● **Do this**
Reproduce the listing that follows with no differences at all.

(Dataset records)
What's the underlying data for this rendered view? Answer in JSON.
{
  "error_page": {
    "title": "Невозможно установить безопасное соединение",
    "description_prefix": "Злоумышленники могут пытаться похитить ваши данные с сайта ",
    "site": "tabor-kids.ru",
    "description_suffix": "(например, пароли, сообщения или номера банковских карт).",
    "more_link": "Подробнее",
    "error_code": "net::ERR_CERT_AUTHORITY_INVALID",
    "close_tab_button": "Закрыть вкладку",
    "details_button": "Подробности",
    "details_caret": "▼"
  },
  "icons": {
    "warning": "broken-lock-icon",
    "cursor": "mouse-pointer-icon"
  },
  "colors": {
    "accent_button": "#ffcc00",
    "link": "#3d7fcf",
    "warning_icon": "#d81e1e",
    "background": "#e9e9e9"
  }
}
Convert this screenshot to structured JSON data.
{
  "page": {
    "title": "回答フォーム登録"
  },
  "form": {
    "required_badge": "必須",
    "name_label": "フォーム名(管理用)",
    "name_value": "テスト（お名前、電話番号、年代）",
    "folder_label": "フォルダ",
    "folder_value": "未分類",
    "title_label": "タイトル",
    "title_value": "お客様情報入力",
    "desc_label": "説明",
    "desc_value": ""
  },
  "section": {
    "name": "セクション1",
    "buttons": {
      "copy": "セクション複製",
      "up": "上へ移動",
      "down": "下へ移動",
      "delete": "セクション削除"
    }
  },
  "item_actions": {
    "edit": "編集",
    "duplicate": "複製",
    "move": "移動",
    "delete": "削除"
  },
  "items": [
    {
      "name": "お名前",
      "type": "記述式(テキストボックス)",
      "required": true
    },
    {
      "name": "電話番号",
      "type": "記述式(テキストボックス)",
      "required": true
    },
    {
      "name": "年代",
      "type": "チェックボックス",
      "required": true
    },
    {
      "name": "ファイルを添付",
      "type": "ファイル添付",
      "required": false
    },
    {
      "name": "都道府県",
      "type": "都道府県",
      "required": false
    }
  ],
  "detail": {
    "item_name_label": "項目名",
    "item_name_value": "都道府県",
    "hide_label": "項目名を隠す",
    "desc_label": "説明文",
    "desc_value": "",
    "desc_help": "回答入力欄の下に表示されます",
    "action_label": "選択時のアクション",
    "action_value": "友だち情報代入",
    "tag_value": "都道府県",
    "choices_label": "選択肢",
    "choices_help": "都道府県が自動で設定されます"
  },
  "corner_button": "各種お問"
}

● **Output**
What's the underlying data for this rendered view? Answer in JSON.
{
  "error_page": {
    "title": "Невозможно установить безопасное соединение",
    "description_prefix": "Злоумышленники могут пытаться похитить ваши данные с сайта ",
    "site": "tabor-kids.ru",
    "description_suffix": "(например, пароли, сообщения или номера банковских карт).",
    "more_link": "Подробнее",
    "error_code": "net::ERR_CERT_AUTHORITY_INVALID",
    "close_tab_button": "Закрыть вкладку",
    "details_button": "Подробности",
    "details_caret": "▼"
  },
  "icons": {
    "warning": "broken-lock-icon",
    "cursor": "mouse-pointer-icon"
  },
  "colors": {
    "accent_button": "#ffcc00",
    "link": "#3d7fcf",
    "warning_icon": "#d81e1e",
    "background": "#e9e9e9"
  }
}
Convert this screenshot to structured JSON data.
{
  "page": {
    "title": "回答フォーム登録"
  },
  "form": {
    "required_badge": "必須",
    "name_label": "フォーム名(管理用)",
    "name_value": "テスト（お名前、電話番号、年代）",
    "folder_label": "フォルダ",
    "folder_value": "未分類",
    "title_label": "タイトル",
    "title_value": "お客様情報入力",
    "desc_label": "説明",
    "desc_value": ""
  },
  "section": {
    "name": "セクション1",
    "buttons": {
      "copy": "セクション複製",
      "up": "上へ移動",
      "down": "下へ移動",
      "delete": "セクション削除"
    }
  },
  "item_actions": {
    "edit": "編集",
    "duplicate": "複製",
    "move": "移動",
    "delete": "削除"
  },
  "items": [
    {
      "name": "お名前",
      "type": "記述式(テキストボックス)",
      "required": true
    },
    {
      "name": "電話番号",
      "type": "記述式(テキストボックス)",
      "required": true
    },
    {
      "name": "年代",
      "type": "チェックボックス",
      "required": true
    },
    {
      "name": "ファイルを添付",
      "type": "ファイル添付",
      "required": false
    },
    {
      "name": "都道府県",
      "type": "都道府県",
      "required": false
    }
  ],
  "detail": {
    "item_name_label": "項目名",
    "item_name_value": "都道府県",
    "hide_label": "項目名を隠す",
    "desc_label": "説明文",
    "desc_value": "",
    "desc_help": "回答入力欄の下に表示されます",
    "action_label": "選択時のアクション",
    "action_value": "友だち情報代入",
    "tag_value": "都道府県",
    "choices_label": "選択肢",
    "choices_help": "都道府県が自動で設定されます"
  },
  "corner_button": "各種お問"
}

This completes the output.